-- START TASK INPUTS --

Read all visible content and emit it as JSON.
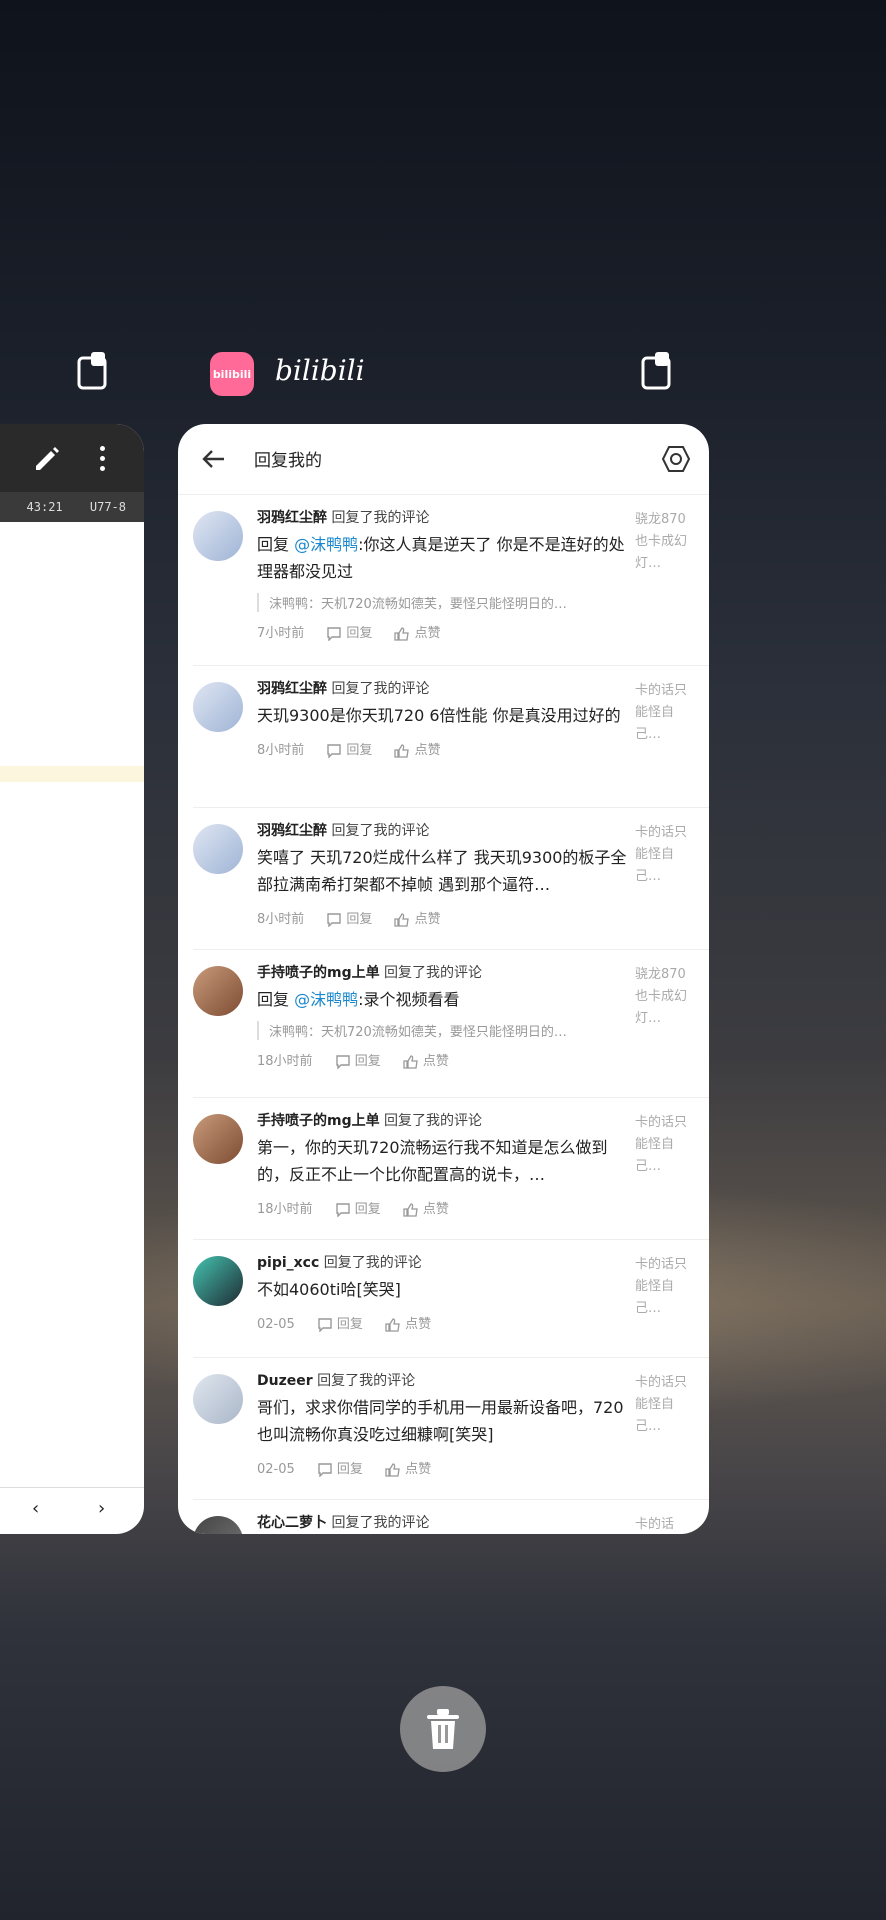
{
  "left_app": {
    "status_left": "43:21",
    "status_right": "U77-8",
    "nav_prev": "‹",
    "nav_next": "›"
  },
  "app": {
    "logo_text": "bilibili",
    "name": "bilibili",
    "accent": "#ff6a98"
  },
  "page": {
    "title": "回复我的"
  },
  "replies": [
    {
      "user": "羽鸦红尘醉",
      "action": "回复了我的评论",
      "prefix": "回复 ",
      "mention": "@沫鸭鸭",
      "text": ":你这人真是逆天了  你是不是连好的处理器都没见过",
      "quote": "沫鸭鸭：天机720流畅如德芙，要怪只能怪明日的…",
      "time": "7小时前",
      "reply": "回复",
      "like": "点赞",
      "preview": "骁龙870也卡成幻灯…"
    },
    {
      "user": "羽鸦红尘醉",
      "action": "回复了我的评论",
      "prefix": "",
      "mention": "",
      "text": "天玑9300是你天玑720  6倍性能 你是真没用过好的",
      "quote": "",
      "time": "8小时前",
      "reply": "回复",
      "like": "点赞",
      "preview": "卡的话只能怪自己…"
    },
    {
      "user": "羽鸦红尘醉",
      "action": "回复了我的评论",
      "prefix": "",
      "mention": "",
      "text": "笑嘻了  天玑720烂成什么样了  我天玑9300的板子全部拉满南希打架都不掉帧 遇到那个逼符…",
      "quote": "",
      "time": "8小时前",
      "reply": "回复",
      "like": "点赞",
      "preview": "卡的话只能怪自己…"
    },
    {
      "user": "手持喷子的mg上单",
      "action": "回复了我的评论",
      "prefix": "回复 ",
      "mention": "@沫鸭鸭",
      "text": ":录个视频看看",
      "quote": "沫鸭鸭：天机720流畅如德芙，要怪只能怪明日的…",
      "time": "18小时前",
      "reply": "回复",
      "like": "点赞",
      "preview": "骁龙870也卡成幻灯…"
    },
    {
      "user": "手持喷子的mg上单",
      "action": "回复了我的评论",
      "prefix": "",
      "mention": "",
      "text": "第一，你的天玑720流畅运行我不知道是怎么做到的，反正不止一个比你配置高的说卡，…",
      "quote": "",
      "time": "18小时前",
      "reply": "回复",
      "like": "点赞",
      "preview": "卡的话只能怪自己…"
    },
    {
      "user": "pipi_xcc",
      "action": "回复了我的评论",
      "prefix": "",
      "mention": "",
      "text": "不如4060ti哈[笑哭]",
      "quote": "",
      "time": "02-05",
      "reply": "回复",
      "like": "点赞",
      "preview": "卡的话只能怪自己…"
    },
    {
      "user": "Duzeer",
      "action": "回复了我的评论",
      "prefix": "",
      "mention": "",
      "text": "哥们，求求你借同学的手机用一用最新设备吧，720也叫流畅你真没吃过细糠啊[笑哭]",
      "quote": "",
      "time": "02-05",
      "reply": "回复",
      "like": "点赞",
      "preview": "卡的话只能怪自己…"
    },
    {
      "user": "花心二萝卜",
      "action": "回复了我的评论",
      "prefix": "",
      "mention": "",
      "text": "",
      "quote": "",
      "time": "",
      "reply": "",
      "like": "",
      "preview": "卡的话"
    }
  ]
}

-- END TASK INPUTS --

Transcribe every entry above exactly. Omit all pictures.

Read all visible content and emit it as JSON.
{
  "left_app": {
    "status_left": "43:21",
    "status_right": "U77-8",
    "nav_prev": "‹",
    "nav_next": "›"
  },
  "app": {
    "logo_text": "bilibili",
    "name": "bilibili",
    "accent": "#ff6a98"
  },
  "page": {
    "title": "回复我的"
  },
  "replies": [
    {
      "user": "羽鸦红尘醉",
      "action": "回复了我的评论",
      "prefix": "回复 ",
      "mention": "@沫鸭鸭",
      "text": ":你这人真是逆天了  你是不是连好的处理器都没见过",
      "quote": "沫鸭鸭：天机720流畅如德芙，要怪只能怪明日的…",
      "time": "7小时前",
      "reply": "回复",
      "like": "点赞",
      "preview": "骁龙870也卡成幻灯…"
    },
    {
      "user": "羽鸦红尘醉",
      "action": "回复了我的评论",
      "prefix": "",
      "mention": "",
      "text": "天玑9300是你天玑720  6倍性能 你是真没用过好的",
      "quote": "",
      "time": "8小时前",
      "reply": "回复",
      "like": "点赞",
      "preview": "卡的话只能怪自己…"
    },
    {
      "user": "羽鸦红尘醉",
      "action": "回复了我的评论",
      "prefix": "",
      "mention": "",
      "text": "笑嘻了  天玑720烂成什么样了  我天玑9300的板子全部拉满南希打架都不掉帧 遇到那个逼符…",
      "quote": "",
      "time": "8小时前",
      "reply": "回复",
      "like": "点赞",
      "preview": "卡的话只能怪自己…"
    },
    {
      "user": "手持喷子的mg上单",
      "action": "回复了我的评论",
      "prefix": "回复 ",
      "mention": "@沫鸭鸭",
      "text": ":录个视频看看",
      "quote": "沫鸭鸭：天机720流畅如德芙，要怪只能怪明日的…",
      "time": "18小时前",
      "reply": "回复",
      "like": "点赞",
      "preview": "骁龙870也卡成幻灯…"
    },
    {
      "user": "手持喷子的mg上单",
      "action": "回复了我的评论",
      "prefix": "",
      "mention": "",
      "text": "第一，你的天玑720流畅运行我不知道是怎么做到的，反正不止一个比你配置高的说卡，…",
      "quote": "",
      "time": "18小时前",
      "reply": "回复",
      "like": "点赞",
      "preview": "卡的话只能怪自己…"
    },
    {
      "user": "pipi_xcc",
      "action": "回复了我的评论",
      "prefix": "",
      "mention": "",
      "text": "不如4060ti哈[笑哭]",
      "quote": "",
      "time": "02-05",
      "reply": "回复",
      "like": "点赞",
      "preview": "卡的话只能怪自己…"
    },
    {
      "user": "Duzeer",
      "action": "回复了我的评论",
      "prefix": "",
      "mention": "",
      "text": "哥们，求求你借同学的手机用一用最新设备吧，720也叫流畅你真没吃过细糠啊[笑哭]",
      "quote": "",
      "time": "02-05",
      "reply": "回复",
      "like": "点赞",
      "preview": "卡的话只能怪自己…"
    },
    {
      "user": "花心二萝卜",
      "action": "回复了我的评论",
      "prefix": "",
      "mention": "",
      "text": "",
      "quote": "",
      "time": "",
      "reply": "",
      "like": "",
      "preview": "卡的话"
    }
  ]
}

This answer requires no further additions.